• **DIRECTIVE**: Pull every line containing "name" from the entries.

[A run of records]
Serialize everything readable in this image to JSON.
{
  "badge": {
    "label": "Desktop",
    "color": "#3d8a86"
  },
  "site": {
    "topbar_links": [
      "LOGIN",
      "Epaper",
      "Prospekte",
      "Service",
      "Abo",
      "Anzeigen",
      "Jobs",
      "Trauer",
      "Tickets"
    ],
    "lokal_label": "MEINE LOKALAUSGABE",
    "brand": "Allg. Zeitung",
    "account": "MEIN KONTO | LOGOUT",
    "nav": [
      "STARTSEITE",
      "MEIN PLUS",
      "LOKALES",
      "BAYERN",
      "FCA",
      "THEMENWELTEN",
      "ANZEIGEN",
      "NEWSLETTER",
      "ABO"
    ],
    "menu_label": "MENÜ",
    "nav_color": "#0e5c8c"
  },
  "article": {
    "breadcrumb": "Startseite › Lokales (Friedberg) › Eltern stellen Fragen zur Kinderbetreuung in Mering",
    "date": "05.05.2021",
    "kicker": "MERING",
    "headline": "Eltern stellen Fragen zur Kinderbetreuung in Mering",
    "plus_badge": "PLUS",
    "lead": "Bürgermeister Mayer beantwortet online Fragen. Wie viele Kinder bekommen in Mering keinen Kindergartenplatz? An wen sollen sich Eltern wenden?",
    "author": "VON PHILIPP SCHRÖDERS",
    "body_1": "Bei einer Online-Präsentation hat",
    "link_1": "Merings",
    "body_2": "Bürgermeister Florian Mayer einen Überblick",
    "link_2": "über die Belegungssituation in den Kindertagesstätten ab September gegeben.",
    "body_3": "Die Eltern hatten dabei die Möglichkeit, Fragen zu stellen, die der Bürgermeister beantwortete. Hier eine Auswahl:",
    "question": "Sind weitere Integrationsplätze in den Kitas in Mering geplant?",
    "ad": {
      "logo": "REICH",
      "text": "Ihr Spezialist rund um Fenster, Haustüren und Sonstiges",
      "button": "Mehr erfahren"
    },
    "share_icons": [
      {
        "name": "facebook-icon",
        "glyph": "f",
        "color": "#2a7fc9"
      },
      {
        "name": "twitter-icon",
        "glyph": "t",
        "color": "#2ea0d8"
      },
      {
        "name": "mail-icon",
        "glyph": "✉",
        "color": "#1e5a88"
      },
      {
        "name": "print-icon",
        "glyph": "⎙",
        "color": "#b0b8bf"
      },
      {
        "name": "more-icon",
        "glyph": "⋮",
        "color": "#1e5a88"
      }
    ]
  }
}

• **ANSWER FOR THIS EXERCISE**:
        "name": "facebook-icon",
        "name": "twitter-icon",
        "name": "mail-icon",
        "name": "print-icon",
        "name": "more-icon",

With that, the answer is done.